» **What you are asked to do**
Please say how many lines in the records below contain the word "babies". Give only the number.

» **Excerpted records**

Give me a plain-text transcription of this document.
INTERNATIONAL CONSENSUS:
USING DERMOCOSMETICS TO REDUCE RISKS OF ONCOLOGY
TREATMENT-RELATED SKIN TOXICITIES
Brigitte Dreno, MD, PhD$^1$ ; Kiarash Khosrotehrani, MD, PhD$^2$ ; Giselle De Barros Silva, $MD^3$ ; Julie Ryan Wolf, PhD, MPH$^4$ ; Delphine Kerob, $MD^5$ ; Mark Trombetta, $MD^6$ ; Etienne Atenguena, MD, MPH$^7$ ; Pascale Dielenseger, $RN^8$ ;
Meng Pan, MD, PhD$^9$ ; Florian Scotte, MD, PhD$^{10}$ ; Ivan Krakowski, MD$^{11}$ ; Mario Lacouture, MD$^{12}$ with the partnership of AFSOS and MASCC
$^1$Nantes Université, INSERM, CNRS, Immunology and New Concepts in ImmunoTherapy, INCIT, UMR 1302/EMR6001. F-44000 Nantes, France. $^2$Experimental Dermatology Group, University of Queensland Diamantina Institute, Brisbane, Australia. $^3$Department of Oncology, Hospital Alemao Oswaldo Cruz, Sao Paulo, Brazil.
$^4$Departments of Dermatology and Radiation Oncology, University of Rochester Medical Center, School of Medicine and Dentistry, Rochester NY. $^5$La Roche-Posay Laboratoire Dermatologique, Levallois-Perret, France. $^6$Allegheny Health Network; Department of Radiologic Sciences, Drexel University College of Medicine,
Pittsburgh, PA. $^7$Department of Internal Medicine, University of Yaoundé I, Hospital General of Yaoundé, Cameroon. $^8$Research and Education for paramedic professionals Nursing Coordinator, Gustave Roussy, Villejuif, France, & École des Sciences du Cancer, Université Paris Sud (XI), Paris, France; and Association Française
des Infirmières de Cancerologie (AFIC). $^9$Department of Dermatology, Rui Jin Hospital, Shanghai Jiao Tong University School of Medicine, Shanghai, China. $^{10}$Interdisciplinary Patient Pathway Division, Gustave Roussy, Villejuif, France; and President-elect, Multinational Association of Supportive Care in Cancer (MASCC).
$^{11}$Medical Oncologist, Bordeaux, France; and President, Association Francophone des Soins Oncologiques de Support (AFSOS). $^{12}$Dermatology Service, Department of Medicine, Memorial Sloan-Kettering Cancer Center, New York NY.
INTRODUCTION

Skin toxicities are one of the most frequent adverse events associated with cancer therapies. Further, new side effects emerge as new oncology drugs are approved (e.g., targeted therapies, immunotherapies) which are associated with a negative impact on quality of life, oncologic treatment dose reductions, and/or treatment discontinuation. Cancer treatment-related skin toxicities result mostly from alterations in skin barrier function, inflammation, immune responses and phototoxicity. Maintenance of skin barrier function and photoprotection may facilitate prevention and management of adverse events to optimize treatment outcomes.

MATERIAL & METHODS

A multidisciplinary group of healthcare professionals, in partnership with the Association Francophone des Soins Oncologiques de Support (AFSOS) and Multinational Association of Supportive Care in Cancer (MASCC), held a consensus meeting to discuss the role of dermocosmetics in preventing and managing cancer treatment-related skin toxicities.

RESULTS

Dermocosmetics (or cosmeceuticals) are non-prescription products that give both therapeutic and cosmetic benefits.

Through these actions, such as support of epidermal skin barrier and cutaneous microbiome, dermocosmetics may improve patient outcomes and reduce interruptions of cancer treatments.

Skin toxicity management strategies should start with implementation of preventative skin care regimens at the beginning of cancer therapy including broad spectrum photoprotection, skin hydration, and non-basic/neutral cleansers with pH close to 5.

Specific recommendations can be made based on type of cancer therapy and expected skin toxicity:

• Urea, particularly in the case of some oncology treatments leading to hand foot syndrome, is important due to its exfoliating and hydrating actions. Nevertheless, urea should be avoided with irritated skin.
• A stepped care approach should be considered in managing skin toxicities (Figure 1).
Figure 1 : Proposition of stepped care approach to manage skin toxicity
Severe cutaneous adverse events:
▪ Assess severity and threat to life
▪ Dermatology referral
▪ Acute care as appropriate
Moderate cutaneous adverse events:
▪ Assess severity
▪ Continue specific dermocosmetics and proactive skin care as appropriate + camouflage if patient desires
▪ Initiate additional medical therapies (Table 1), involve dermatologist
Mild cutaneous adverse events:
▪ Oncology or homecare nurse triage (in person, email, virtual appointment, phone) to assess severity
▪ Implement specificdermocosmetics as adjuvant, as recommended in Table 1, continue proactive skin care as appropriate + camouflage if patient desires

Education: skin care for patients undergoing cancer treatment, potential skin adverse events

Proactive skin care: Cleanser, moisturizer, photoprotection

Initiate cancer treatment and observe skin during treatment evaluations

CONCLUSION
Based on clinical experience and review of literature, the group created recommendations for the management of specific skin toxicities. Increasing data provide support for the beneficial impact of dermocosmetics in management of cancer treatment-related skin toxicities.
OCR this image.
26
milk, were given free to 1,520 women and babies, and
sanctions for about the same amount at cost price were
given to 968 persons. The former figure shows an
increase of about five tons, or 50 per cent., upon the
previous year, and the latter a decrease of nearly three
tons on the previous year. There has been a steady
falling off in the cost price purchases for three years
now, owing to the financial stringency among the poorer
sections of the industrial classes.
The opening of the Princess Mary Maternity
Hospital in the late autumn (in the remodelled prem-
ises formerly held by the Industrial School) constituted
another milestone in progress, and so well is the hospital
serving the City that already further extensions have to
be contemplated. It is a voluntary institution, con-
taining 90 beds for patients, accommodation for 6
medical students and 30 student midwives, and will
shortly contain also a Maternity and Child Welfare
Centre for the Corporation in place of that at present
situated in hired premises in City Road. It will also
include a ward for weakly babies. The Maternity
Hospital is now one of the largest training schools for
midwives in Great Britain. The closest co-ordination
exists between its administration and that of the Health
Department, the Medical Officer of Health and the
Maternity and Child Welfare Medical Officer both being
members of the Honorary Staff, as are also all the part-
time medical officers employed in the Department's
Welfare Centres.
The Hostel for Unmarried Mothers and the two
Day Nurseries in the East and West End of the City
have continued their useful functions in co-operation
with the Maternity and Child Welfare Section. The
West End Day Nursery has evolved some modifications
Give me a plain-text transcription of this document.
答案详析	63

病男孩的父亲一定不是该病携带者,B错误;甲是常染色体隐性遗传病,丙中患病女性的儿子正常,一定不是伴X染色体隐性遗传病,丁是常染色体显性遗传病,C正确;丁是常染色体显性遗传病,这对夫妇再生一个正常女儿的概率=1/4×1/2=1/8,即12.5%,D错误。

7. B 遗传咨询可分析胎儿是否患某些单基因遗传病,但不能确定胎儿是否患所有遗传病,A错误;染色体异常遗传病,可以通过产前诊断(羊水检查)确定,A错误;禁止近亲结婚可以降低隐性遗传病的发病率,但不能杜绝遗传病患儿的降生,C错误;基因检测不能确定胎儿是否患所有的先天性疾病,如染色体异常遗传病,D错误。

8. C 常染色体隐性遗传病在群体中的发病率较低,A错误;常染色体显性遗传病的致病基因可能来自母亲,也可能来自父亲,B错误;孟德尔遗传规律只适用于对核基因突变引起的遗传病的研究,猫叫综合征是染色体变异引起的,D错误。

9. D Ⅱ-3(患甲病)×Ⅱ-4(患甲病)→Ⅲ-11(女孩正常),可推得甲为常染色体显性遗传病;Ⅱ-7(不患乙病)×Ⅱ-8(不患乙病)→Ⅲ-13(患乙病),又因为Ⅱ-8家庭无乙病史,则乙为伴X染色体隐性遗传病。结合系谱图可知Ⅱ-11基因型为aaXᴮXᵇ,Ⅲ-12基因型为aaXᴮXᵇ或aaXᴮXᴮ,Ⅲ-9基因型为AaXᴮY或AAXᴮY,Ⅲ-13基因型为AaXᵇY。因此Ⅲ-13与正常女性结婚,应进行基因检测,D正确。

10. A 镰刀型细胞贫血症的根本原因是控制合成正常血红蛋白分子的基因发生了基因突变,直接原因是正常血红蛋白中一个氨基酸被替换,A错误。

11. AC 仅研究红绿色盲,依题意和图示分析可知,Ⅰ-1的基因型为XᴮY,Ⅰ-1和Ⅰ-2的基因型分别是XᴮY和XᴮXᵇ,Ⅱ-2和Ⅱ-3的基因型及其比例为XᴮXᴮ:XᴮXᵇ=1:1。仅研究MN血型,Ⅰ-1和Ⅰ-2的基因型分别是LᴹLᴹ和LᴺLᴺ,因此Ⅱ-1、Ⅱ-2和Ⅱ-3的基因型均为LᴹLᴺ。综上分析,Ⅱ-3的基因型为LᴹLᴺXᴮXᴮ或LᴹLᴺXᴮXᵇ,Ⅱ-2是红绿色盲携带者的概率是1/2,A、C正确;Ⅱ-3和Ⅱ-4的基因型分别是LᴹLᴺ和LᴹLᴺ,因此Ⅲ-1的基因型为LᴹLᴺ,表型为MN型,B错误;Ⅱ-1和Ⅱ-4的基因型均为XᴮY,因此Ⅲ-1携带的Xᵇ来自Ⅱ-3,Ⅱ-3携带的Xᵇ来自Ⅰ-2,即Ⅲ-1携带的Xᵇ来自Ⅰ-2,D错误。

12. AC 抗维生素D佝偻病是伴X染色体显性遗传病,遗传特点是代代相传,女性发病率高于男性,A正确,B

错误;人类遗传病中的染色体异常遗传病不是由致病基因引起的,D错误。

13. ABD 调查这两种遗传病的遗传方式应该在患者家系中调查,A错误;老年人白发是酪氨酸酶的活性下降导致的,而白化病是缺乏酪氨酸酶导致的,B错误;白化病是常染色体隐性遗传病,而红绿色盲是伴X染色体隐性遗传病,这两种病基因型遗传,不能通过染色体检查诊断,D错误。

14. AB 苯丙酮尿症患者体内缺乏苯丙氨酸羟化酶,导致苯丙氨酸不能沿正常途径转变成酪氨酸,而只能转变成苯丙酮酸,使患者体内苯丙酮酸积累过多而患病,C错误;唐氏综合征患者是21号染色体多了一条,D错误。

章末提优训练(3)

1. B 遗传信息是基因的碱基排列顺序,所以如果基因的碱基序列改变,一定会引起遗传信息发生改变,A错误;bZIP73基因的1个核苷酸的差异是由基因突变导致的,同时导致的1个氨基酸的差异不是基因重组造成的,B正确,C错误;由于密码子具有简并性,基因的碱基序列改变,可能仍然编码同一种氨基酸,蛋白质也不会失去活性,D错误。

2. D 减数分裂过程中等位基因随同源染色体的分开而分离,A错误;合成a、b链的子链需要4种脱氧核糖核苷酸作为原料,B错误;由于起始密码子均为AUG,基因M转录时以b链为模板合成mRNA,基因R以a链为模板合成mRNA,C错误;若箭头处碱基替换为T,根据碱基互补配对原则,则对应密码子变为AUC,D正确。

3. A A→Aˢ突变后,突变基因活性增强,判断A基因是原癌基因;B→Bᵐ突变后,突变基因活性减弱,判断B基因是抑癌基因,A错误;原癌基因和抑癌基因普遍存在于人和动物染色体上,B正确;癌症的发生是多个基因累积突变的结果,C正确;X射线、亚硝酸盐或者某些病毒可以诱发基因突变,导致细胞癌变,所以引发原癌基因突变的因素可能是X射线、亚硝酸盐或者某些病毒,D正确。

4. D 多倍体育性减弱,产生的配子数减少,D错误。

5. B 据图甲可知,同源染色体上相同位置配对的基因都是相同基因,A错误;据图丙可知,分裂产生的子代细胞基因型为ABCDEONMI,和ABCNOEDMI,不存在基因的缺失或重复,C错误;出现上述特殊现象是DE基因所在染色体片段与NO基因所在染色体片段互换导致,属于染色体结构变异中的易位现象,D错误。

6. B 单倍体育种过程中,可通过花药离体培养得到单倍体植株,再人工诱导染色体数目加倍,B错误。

» **Task response**
2